WHAT TO DO -
Reproduce all of the material below with every "bar-value-label" replaced by "bar-label", leaving everything else unchanged and omitting the pictures.

DATA IN THIS EXERCISE -

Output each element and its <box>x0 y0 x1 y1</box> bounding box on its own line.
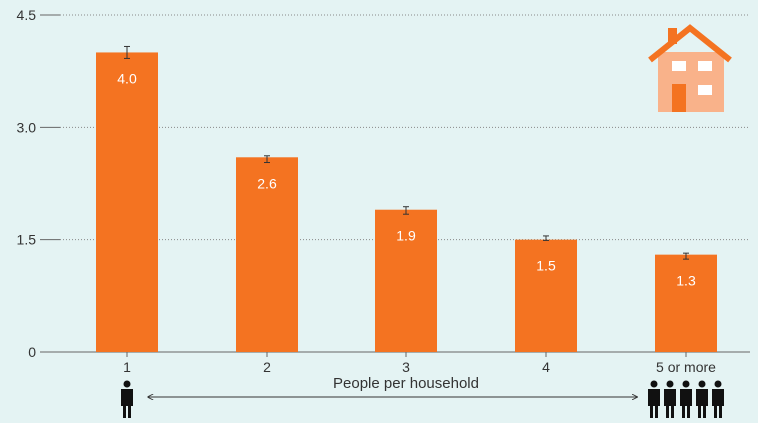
bar-value-label: 4.0 <box>117 70 137 86</box>
x-tick-label: 4 <box>542 359 550 375</box>
error-bar <box>683 252 689 260</box>
error-bar <box>543 235 549 241</box>
x-axis-title: People per household <box>333 375 479 392</box>
x-axis-categories: 1 2 3 4 5 or more <box>123 352 716 375</box>
bar-value-label: 1.9 <box>396 228 416 244</box>
person-icon <box>121 380 133 418</box>
error-bar <box>124 45 130 59</box>
y-axis-ticks: 0 1.5 3.0 4.5 <box>17 7 37 360</box>
y-tick-label: 0 <box>28 344 36 360</box>
error-bar <box>403 206 409 215</box>
bar-2 <box>236 157 298 352</box>
bar-4 <box>515 239 577 352</box>
y-tick-label: 1.5 <box>17 232 37 248</box>
y-tick-label: 3.0 <box>17 119 37 135</box>
value-labels: 4.0 2.6 1.9 1.5 1.3 <box>117 70 696 288</box>
bar-5 <box>655 254 717 352</box>
bars <box>96 52 717 352</box>
bar-value-label: 1.5 <box>536 258 556 274</box>
y-tick-label: 4.5 <box>17 7 37 23</box>
bar-value-label: 1.3 <box>676 273 696 289</box>
error-bar <box>264 155 270 164</box>
x-tick-label: 1 <box>123 359 131 375</box>
people-group-icon <box>648 380 724 418</box>
error-bars <box>124 45 689 260</box>
x-tick-label: 2 <box>263 359 271 375</box>
bar-1 <box>96 52 158 352</box>
bar-3 <box>375 209 437 352</box>
x-tick-label: 5 or more <box>656 359 716 375</box>
bar-value-label: 2.6 <box>257 175 277 191</box>
x-tick-label: 3 <box>402 359 410 375</box>
house-icon <box>648 24 732 112</box>
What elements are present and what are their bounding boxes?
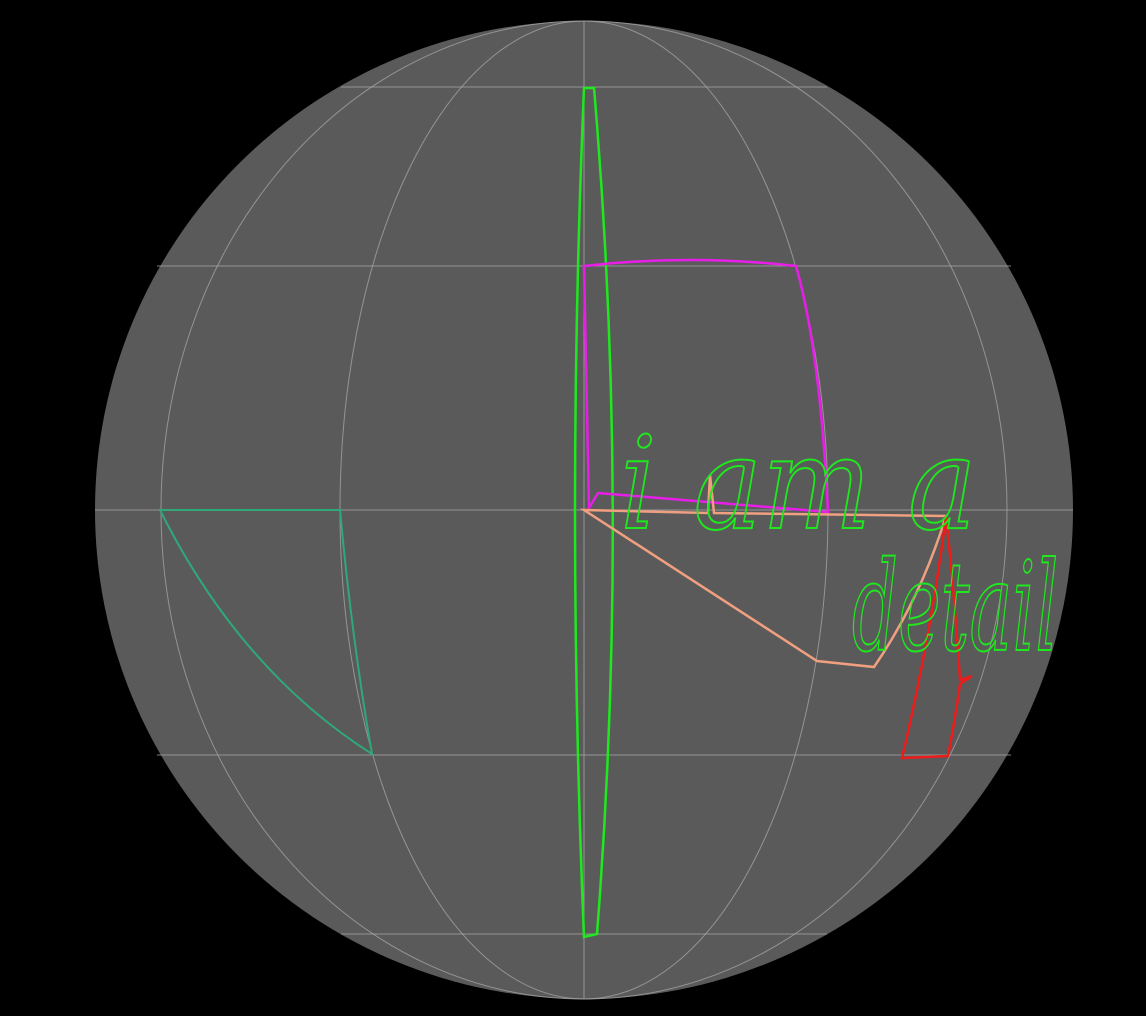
teal-sector[interactable] bbox=[158, 509, 374, 757]
annotation-line-1: i am a bbox=[620, 409, 977, 558]
magenta-region[interactable] bbox=[582, 258, 830, 514]
annotation-line-2: detail bbox=[852, 535, 1058, 679]
red-region[interactable] bbox=[900, 515, 973, 760]
green-sliver[interactable] bbox=[573, 86, 615, 939]
salmon-region[interactable] bbox=[579, 474, 948, 669]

RESPONSE BELOW -
Output each element and its <box>x0 y0 x1 y1</box> bounding box on its own line.
bar-label: 4.0 <box>117 70 137 86</box>
x-tick-label: 4 <box>542 359 550 375</box>
error-bar <box>683 252 689 260</box>
error-bar <box>543 235 549 241</box>
x-axis-title: People per household <box>333 375 479 392</box>
x-axis-categories: 1 2 3 4 5 or more <box>123 352 716 375</box>
bar-label: 1.9 <box>396 228 416 244</box>
person-icon <box>121 380 133 418</box>
error-bar <box>124 45 130 59</box>
y-axis-ticks: 0 1.5 3.0 4.5 <box>17 7 37 360</box>
y-tick-label: 0 <box>28 344 36 360</box>
error-bar <box>403 206 409 215</box>
bar-2 <box>236 157 298 352</box>
bar-4 <box>515 239 577 352</box>
y-tick-label: 1.5 <box>17 232 37 248</box>
y-tick-label: 3.0 <box>17 119 37 135</box>
value-labels: 4.0 2.6 1.9 1.5 1.3 <box>117 70 696 288</box>
bar-5 <box>655 254 717 352</box>
bars <box>96 52 717 352</box>
bar-label: 1.5 <box>536 258 556 274</box>
y-tick-label: 4.5 <box>17 7 37 23</box>
bar-label: 1.3 <box>676 273 696 289</box>
error-bar <box>264 155 270 164</box>
x-tick-label: 1 <box>123 359 131 375</box>
people-group-icon <box>648 380 724 418</box>
error-bars <box>124 45 689 260</box>
x-tick-label: 2 <box>263 359 271 375</box>
bar-1 <box>96 52 158 352</box>
bar-3 <box>375 209 437 352</box>
x-tick-label: 5 or more <box>656 359 716 375</box>
bar-label: 2.6 <box>257 175 277 191</box>
x-tick-label: 3 <box>402 359 410 375</box>
house-icon <box>648 24 732 112</box>
What elements are present and what are their bounding boxes?
teal-sector[interactable] bbox=[158, 509, 374, 757]
annotation-line-1: i am a bbox=[620, 409, 977, 558]
magenta-region[interactable] bbox=[582, 258, 830, 514]
annotation-line-2: detail bbox=[852, 535, 1058, 679]
red-region[interactable] bbox=[900, 515, 973, 760]
green-sliver[interactable] bbox=[573, 86, 615, 939]
salmon-region[interactable] bbox=[579, 474, 948, 669]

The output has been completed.